##### Entries provided

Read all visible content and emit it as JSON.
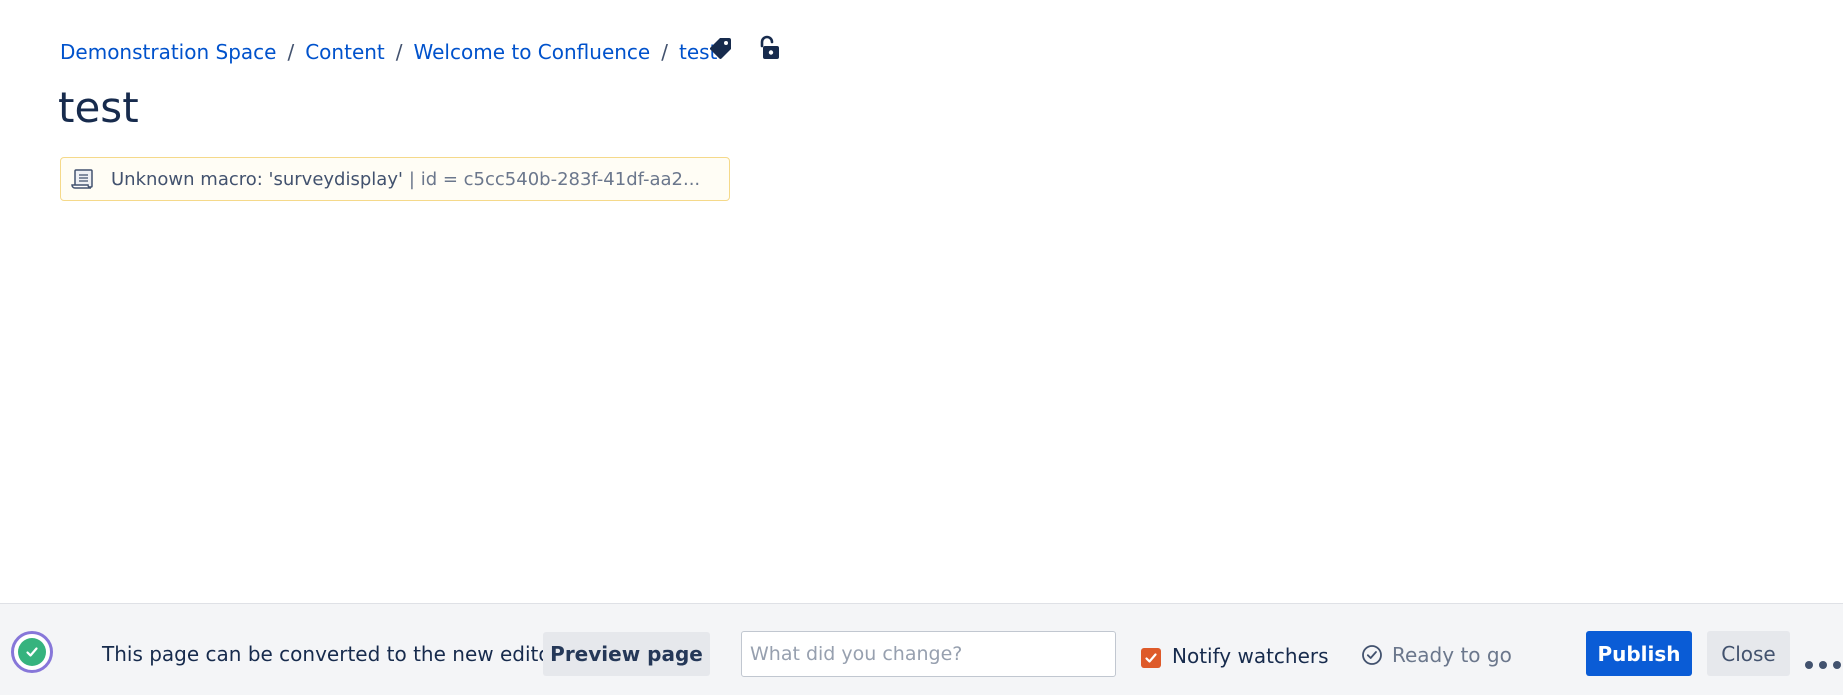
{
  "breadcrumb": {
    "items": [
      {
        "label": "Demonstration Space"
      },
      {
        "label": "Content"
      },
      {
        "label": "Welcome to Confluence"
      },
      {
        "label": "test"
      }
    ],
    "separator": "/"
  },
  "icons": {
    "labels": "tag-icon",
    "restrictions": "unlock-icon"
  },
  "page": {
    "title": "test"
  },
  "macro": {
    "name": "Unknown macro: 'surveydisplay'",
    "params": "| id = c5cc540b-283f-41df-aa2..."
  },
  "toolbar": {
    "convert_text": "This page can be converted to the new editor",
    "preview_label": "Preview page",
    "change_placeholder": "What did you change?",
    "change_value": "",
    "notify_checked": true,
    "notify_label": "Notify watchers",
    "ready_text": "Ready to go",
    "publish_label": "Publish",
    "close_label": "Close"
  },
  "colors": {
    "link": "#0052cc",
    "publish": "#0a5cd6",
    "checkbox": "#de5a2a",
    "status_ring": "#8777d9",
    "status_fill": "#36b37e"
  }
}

##########

▶ [What you will do] Return every line above that contains the word "page".

▶ [Full output]
  "page": {
    "convert_text": "This page can be converted to the new editor",
    "preview_label": "Preview page",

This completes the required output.